Work instruction 1 ▸ According to the article on the nursing mission to Costa Rica, how many students will travel to central Costa Rica?
Work instruction 2 ▸ From the article on the nursing mission to Costa Rica, reproduce the passage from "Students will provide" up to and including "wellness health education.".
Work instruction 3 ▸ The article on the nursing mission to Costa Rica names one advantage of working with ISL. Explain, using the reason the article gives, why that matters for the partnering community.

By Nichole Stevens
Friday, March 13 marks the fourth year that University of Tennessee College of Nursing students and faculty will travel to Alajuela, Costa Rica for International Health Care Mission. Two faculty members, including clinical assistant professor Lynn Blackburn, and 18 students will be traveling to central Costa Rica to provide health assessments, diagnoses and more importantly, to bring needed health education into those communities.
“We often have students who’ve never been out of the country before,” said Blackburn, DNP/APRN. “So sometimes there is a culture shock, but we are not in anyway superior to people in these underserved communities, and I think they (students) do a good job at understanding that and learning from the community.”
UT’s International Health Care Mission works with International Service Learning health programs in order to provide respectful, sustainable health care services to developing countries.
Students will provide care and health education to nuns working at an orphanage for disabled children outside of Alajuela and work alongside Costa Rican physicians in assessing and diagnosing acute care problems, provide free medications as needed, and are working towards providing prenatal care and women’s wellness health education.
“ISL finds these communities and develops the relationship, and helps students and faculty understand who the community is that we’re going to visit and what the expectations are,” said Blackburn.
In working with ISL for in-country experience, UT benefits from the organization’s expertise and support in providing an appropriate location, and making sure local physicians are ready to guide and work with the students. UT students have been engaging with ISL through the International Health Care Mission course since 2001.
One advantage in working with ISL is the collective impact made possible by the collaborative effort. Were UT to arrange health care missions by themselves, Blackburn says, the UT faculty and students provided would be a once-and-done experience, with little resulting value for the partnering community.
“What we (UT) do is a drop in the bucket, but lots and lots of drops are better for the community,” Blackburn said.

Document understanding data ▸

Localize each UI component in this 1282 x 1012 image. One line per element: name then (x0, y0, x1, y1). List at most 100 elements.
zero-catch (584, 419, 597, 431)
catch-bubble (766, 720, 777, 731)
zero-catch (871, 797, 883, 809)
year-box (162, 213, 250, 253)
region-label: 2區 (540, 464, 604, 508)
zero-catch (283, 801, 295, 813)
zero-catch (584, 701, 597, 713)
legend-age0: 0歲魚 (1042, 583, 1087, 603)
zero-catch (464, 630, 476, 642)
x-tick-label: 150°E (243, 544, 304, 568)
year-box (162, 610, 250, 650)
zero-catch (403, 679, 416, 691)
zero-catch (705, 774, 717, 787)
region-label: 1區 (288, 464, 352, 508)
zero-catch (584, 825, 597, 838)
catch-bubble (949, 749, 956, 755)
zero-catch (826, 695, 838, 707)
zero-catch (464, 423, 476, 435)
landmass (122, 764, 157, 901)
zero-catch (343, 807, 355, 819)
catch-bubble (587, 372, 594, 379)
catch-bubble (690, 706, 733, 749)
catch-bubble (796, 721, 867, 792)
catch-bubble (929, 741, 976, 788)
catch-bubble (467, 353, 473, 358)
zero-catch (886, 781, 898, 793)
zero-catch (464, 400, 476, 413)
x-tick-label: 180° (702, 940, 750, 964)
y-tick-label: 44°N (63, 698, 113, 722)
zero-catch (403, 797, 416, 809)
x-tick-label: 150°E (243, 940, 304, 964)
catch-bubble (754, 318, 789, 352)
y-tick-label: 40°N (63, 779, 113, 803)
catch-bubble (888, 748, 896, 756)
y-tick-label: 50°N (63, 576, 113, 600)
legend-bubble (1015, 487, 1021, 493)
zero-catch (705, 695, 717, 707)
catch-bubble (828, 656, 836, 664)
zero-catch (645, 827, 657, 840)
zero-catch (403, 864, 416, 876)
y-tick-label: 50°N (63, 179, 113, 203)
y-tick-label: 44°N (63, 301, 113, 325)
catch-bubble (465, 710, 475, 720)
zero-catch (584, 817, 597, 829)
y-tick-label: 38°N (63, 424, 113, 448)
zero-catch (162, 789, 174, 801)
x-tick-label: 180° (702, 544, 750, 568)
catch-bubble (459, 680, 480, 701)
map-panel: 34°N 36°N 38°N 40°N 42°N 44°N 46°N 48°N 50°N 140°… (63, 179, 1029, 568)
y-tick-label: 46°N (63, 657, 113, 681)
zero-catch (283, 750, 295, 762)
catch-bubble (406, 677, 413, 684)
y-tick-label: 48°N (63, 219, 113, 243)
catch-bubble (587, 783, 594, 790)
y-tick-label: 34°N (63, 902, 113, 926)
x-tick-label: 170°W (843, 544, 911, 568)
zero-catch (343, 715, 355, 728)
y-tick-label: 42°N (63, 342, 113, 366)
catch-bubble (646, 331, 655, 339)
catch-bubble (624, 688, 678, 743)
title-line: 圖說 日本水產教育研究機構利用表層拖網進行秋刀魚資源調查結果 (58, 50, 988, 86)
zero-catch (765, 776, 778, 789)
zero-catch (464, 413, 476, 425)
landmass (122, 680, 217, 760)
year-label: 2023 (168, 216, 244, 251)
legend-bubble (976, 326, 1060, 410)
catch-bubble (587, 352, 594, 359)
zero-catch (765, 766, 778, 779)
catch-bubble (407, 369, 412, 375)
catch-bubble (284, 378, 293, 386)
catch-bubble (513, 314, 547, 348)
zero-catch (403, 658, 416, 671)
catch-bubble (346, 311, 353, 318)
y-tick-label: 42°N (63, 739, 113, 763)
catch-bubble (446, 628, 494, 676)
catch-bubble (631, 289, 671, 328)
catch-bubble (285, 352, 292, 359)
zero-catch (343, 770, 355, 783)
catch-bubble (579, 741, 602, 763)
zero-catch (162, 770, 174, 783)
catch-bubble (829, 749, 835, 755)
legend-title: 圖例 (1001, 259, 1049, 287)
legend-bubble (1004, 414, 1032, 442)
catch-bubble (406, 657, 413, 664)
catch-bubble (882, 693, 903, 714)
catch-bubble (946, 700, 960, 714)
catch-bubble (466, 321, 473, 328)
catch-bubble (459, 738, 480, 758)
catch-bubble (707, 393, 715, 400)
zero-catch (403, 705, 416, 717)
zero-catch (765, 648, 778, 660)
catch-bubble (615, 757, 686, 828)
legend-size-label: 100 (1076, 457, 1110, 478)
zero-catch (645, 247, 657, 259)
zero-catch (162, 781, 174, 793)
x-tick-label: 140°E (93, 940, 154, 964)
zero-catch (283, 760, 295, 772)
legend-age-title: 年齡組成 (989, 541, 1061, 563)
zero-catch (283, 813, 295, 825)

Task solution 1 ▸ Eighteen students will travel.

Task solution 2 ▸
Students will provide care and health education to nuns working at an orphanage for disabled children outside of Alajuela and work alongside Costa Rican physicians in assessing and diagnosing acute care problems, provide free medications as needed, and are working towards providing prenatal care and women’s wellness health education.

Task solution 3 ▸ Working with ISL makes a collective impact possible through a collaborative effort. If UT arranged health care missions on its own, the work of its faculty and students would be a once-and-done experience with little resulting value for the partnering community.